→ **WHAT THIS TASK INVOLVES**
Look below for the line with "Output a JSON", then repeat it and all lines after it, exactly, minus any pictures.

→ **SUPPLIED RECORDS**
-.-.-

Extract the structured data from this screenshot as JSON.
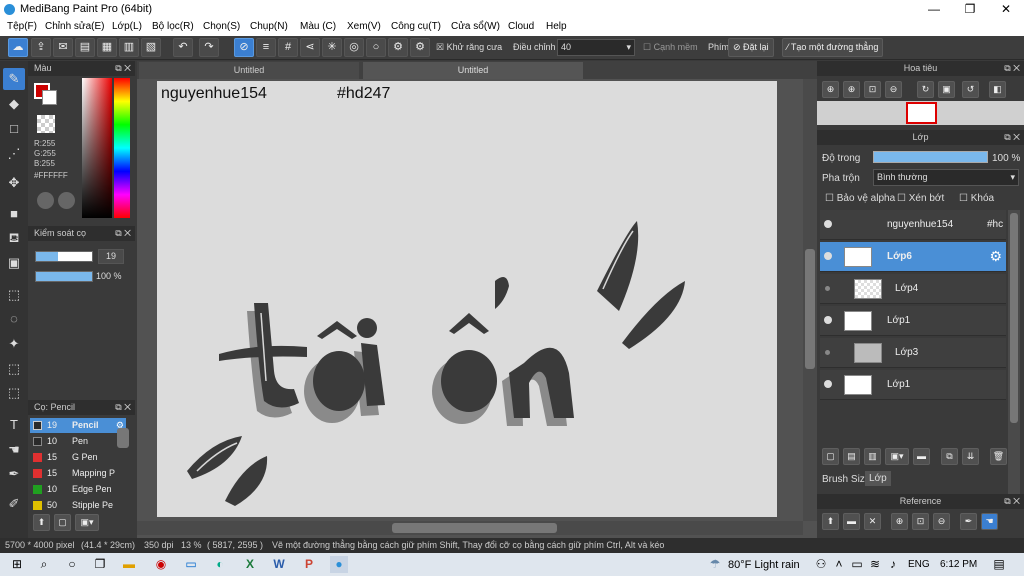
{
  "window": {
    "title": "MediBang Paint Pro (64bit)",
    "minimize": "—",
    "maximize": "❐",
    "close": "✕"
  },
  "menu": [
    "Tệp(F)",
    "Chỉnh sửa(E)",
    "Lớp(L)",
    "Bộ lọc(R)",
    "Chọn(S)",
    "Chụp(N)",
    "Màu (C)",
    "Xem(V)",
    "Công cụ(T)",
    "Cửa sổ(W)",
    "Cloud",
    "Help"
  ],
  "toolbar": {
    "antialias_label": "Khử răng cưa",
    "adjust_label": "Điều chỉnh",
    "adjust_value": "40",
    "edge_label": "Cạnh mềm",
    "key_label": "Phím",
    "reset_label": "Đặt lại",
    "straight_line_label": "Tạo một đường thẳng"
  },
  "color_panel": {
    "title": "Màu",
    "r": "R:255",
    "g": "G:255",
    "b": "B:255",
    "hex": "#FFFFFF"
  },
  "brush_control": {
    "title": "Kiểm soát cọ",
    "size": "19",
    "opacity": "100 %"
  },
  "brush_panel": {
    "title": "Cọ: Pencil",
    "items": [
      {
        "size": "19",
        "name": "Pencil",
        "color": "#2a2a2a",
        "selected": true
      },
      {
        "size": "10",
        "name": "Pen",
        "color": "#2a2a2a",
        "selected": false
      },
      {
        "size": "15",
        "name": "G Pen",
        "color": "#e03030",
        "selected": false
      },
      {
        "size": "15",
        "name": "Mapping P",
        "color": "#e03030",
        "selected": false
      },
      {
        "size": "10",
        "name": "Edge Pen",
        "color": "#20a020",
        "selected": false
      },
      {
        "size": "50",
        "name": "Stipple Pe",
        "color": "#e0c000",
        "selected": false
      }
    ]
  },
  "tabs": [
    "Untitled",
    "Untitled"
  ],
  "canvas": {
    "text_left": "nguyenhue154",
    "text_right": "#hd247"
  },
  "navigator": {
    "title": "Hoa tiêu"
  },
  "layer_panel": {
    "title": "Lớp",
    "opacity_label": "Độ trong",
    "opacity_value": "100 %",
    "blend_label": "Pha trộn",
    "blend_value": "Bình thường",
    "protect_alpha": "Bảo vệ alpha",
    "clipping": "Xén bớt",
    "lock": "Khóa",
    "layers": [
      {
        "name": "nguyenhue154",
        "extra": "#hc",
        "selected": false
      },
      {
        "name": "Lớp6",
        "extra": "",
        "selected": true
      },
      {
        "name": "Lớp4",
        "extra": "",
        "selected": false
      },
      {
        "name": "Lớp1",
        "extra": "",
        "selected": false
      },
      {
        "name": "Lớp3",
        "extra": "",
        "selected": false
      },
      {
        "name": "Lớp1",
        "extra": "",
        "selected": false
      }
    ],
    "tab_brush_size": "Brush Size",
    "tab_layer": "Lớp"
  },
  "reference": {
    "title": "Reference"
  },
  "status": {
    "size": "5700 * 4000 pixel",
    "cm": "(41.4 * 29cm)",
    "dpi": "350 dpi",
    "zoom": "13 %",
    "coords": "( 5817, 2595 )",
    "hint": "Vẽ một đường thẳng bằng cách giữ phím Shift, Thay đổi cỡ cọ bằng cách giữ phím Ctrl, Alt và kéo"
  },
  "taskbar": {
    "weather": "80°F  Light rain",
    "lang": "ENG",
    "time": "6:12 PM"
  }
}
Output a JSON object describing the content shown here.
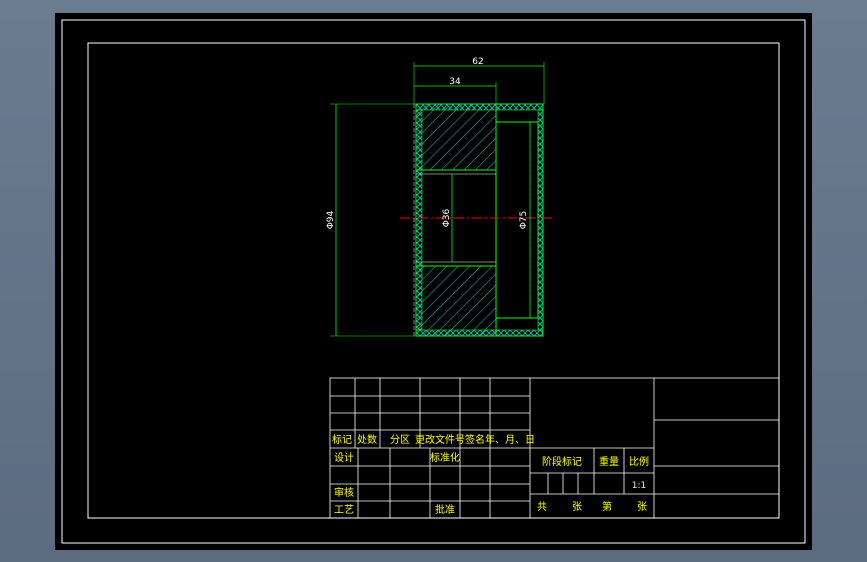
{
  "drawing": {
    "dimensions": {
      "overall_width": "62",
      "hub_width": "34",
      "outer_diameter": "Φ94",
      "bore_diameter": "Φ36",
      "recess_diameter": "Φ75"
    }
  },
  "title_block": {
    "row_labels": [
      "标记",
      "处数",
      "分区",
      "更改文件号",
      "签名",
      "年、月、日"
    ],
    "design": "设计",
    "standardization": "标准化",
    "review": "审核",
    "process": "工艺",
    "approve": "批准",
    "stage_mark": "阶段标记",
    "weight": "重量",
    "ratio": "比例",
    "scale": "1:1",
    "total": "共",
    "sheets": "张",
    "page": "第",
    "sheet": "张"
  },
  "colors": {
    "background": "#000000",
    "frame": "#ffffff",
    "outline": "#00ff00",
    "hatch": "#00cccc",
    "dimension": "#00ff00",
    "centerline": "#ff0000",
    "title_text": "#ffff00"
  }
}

-.-.-

→ **WRITTEN ANSWER**
Output a JSON object describing the content shown here.
{
  "drawing": {
    "dimensions": {
      "overall_width": "62",
      "hub_width": "34",
      "outer_diameter": "Φ94",
      "bore_diameter": "Φ36",
      "recess_diameter": "Φ75"
    }
  },
  "title_block": {
    "row_labels": [
      "标记",
      "处数",
      "分区",
      "更改文件号",
      "签名",
      "年、月、日"
    ],
    "design": "设计",
    "standardization": "标准化",
    "review": "审核",
    "process": "工艺",
    "approve": "批准",
    "stage_mark": "阶段标记",
    "weight": "重量",
    "ratio": "比例",
    "scale": "1:1",
    "total": "共",
    "sheets": "张",
    "page": "第",
    "sheet": "张"
  },
  "colors": {
    "background": "#000000",
    "frame": "#ffffff",
    "outline": "#00ff00",
    "hatch": "#00cccc",
    "dimension": "#00ff00",
    "centerline": "#ff0000",
    "title_text": "#ffff00"
  }
}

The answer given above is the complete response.